> _Text provided_
Ernest Kong, a spokesman for the Securities & Futures Commission, Hong Kong’s watchdog, declined to comment on the regulation of Dim Sum notes sold to institutional investors. Lorraine Chan, a spokeswoman at Hong Kong Exchanges & Clearing Ltd. said companies selling bonds to professional investors don’t need to publicly disclose offering circulars on the exchange.
While BP’s notes are rated A by Standard & Poor’s, the sixth-highest investment-grade ranking, more than 71 percent of non-financial corporate Dim Sum bonds in HSBC’s index are unrated or categorized as high-yield by either Moody’s, S&P or Fitch Ratings.
High-yield, high-risk bonds are rated below Baa3 by Moody’s and less than BBB- by S&P, their lowest investment grades.
Junk dollar-denominated bonds typically include leverage restrictions such as a fixed-charge coverage ratio or debt-to- equity ratio that stop a company from borrowing unless it can service the new debt and existing obligations, a report published by Moody’s said last month.
Road King Infrastructure Ltd., Guangzhou R&F Properties Co., Zhongsheng Group Holdings Ltd. and China Shanshui Cement Group Ltd. are the only non-financial companies in the HSBC index offering notes with this level of protection.
High-yield companies in Europe and the U.S. are putting more covenants in their bonds, according to a June report by Moody’s.
Dim Sum Losses
The ratings firm’s so-called Covenant-Lite Bond Index, which comprises 832 speculative-grade bonds sold between January 2008 and the end of April this year, measures how many notes contain less stringent creditor protections. The index fell to 7.1 percent for the first four months of 2011 from a high of 14.7 percent in 2009, indicating that more companies were adding restrictions, the report said.

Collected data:
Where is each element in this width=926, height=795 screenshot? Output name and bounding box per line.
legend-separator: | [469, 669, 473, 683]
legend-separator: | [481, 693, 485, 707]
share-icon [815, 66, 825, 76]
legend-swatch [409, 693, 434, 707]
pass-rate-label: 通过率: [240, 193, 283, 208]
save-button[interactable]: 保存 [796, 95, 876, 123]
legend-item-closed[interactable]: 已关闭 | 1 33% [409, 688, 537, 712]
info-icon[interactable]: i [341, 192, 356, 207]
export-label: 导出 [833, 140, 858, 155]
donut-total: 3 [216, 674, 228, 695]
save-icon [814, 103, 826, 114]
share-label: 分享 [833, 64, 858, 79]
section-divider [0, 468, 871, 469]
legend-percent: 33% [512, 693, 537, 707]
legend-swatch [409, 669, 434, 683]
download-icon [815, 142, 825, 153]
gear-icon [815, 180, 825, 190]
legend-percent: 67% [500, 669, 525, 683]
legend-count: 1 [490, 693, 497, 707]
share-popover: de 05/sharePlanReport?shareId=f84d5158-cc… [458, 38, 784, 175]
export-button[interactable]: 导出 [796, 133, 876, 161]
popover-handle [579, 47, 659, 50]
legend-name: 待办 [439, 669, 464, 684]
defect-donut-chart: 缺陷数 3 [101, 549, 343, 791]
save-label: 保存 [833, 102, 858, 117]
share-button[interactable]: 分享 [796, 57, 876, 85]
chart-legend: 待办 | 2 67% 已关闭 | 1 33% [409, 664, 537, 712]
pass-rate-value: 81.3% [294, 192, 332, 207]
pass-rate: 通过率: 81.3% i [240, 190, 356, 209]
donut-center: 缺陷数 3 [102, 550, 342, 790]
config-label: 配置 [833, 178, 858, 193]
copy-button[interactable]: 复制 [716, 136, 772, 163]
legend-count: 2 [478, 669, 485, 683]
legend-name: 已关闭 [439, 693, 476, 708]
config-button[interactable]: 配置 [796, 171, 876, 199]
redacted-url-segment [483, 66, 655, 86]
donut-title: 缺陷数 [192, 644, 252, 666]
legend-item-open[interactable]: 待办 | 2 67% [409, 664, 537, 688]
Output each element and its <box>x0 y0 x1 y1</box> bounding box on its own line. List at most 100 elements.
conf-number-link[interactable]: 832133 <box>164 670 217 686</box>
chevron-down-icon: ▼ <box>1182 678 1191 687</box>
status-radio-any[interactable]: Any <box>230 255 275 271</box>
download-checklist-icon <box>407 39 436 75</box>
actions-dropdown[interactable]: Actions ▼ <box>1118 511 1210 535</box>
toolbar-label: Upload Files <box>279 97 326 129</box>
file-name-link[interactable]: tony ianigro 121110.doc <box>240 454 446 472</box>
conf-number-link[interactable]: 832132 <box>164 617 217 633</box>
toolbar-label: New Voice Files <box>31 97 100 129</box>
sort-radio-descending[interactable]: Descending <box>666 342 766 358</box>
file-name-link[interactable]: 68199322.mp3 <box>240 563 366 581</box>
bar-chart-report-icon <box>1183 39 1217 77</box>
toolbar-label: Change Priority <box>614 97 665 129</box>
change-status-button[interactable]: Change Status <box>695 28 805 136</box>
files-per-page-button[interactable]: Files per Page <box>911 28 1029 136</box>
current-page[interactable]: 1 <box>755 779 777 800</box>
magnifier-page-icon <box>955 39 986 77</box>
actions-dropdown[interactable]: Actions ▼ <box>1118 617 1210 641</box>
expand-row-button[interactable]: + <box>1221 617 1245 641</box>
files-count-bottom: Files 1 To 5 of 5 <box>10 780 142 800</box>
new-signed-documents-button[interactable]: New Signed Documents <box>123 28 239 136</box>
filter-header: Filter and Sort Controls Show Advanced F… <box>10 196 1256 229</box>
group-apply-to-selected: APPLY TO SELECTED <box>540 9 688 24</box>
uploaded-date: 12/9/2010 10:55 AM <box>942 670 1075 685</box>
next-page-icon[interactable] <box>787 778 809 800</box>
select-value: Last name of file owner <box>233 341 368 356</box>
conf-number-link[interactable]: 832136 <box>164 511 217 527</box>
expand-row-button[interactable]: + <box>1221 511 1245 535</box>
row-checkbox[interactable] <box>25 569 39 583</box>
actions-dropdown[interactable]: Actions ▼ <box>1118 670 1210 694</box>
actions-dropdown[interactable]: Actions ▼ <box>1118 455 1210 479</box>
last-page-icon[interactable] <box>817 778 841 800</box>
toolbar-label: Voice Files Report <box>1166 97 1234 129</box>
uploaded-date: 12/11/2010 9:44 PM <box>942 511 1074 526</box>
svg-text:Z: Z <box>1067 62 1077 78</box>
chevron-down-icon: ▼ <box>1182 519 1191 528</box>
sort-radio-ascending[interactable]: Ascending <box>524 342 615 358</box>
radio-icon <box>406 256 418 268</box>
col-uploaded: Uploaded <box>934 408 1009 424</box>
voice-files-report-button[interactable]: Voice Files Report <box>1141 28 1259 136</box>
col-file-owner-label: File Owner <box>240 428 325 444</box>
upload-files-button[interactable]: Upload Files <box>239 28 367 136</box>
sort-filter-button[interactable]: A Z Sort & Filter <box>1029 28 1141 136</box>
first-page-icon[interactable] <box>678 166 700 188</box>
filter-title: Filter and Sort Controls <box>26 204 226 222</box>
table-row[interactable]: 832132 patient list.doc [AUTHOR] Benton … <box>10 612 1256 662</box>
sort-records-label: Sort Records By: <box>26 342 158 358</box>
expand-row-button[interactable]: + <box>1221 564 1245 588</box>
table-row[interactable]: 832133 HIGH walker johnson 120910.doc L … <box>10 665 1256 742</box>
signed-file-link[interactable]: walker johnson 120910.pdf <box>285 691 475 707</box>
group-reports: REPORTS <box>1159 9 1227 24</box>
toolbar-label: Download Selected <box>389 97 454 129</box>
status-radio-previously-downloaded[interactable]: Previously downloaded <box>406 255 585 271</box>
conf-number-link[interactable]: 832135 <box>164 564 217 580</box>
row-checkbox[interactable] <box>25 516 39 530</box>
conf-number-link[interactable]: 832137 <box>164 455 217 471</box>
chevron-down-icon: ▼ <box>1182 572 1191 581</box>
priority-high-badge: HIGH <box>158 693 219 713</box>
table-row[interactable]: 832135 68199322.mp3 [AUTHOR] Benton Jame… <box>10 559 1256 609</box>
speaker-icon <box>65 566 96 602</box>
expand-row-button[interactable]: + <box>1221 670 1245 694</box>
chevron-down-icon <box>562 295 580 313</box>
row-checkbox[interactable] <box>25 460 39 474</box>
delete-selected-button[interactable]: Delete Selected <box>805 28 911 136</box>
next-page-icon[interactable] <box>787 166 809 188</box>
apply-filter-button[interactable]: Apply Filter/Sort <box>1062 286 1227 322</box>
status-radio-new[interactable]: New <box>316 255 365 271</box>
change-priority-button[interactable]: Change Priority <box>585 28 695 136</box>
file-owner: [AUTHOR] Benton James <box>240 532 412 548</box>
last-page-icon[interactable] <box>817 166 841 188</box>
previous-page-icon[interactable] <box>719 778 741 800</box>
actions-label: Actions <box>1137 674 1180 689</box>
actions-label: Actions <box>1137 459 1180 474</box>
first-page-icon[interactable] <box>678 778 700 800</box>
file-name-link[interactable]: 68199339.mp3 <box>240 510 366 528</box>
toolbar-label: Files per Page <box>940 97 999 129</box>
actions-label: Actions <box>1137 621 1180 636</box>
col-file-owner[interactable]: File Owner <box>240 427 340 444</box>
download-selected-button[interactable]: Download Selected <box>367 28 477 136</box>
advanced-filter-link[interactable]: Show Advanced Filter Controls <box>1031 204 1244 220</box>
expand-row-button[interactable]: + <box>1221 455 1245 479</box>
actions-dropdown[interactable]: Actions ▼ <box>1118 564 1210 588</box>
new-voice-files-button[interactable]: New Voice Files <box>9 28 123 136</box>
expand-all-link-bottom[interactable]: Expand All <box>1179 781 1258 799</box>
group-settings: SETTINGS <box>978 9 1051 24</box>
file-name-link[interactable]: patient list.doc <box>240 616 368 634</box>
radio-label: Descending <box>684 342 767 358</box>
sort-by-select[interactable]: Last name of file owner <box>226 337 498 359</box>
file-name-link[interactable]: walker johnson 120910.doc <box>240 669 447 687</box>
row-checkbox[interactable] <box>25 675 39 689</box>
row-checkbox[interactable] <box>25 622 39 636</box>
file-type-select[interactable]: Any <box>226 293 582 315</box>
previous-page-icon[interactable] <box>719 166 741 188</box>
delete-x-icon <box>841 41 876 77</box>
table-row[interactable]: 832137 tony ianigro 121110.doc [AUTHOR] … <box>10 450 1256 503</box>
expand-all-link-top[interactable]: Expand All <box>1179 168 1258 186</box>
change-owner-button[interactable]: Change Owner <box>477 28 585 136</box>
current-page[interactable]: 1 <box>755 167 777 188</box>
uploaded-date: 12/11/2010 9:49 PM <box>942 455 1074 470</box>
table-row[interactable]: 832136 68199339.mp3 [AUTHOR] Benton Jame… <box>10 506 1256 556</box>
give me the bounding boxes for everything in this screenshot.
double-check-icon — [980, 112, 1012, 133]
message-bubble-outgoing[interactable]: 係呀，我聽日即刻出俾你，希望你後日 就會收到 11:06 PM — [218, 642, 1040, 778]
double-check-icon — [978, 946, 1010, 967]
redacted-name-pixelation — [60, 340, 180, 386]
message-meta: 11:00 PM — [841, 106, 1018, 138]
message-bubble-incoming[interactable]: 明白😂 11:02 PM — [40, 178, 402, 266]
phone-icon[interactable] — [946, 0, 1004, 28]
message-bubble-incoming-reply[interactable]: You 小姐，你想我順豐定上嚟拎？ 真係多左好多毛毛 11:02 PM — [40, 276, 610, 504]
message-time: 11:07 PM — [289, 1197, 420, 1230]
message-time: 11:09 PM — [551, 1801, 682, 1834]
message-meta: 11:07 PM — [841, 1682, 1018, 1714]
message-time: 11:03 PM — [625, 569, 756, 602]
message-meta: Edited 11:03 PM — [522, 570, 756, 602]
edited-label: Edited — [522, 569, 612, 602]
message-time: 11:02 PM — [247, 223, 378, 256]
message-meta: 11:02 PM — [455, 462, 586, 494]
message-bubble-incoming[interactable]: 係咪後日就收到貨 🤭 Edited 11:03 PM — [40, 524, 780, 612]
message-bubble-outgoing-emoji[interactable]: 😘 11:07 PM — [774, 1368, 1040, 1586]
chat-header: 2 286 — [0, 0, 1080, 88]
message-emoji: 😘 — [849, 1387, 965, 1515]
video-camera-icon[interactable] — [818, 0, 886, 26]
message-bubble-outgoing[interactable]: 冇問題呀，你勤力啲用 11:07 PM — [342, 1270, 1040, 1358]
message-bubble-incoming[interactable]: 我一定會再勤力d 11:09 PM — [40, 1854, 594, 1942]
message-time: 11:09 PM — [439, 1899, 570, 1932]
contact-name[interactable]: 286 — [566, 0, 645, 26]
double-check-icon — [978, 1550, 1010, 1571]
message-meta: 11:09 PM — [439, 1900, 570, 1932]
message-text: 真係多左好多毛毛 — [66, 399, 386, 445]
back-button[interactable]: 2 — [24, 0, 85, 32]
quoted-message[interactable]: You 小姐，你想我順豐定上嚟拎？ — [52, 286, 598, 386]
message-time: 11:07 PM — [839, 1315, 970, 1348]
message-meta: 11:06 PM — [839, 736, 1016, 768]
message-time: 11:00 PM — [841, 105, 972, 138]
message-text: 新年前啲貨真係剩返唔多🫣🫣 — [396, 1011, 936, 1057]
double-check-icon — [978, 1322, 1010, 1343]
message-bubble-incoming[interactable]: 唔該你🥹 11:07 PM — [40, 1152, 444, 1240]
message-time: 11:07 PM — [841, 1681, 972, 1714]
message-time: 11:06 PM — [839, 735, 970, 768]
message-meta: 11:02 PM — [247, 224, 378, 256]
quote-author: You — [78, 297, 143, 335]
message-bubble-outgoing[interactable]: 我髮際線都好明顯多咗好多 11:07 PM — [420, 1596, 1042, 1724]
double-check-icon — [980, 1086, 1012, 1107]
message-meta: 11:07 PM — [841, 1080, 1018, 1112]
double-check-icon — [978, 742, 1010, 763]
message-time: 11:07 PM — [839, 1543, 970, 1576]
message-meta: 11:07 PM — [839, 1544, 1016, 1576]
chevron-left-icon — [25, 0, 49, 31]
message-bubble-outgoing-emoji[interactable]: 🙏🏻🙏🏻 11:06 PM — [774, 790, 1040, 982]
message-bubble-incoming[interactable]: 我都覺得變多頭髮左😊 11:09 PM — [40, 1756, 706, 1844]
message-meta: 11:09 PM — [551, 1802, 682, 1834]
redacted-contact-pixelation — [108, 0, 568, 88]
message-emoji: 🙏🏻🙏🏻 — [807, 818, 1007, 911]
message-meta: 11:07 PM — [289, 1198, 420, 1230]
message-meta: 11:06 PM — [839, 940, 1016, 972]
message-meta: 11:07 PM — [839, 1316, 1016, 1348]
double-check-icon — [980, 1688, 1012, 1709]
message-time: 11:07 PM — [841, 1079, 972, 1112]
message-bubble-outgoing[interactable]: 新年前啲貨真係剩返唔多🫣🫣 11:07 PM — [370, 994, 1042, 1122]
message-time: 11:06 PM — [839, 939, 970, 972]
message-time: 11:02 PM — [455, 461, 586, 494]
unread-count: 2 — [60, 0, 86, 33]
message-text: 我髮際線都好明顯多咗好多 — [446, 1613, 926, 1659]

> _Requirement_
Continue the article on Dim Sum bonds and investor protections, picking up after its final sentence.

> _Exercise response_
Dim Sum bonds lost an average 2.03 percent this year, according to HSBC’s indexes. Including currency appreciation, the notes have returned 1.23 percent, the indexes show. The 0.34 percent weakening of the yuan versus the dollar last month meant investors lost 0.74 percent on their Dim Sum bond investments, the indexes show.
“The pipeline is much bigger and investors have many choices of issues, so it’s now a buyers’ market,” Linklaters’ Liu said. “The issuers need to actually demonstrate to the investors why they’re better than the others.”
Companies are starting to promise greater borrowing restrictions to attract more investors, according to Ivan Chung, a Hong Kong-based senior analyst at Moody’s.
“There are lots of deals in the pipeline that are repackaging themselves,” he said in a phone interview. “Originally they didn’t have many covenants but since market sentiment is not good, they are trying to improve their covenant package in order to improve their chance of selling in the market. Most have not come to the market yet but sooner or later this trend will become more obvious.”
Yields on China’s 10-year bonds fell two basis points, or 0.02 percentage point, to 3.617 percent yesterday, according to Chinabond.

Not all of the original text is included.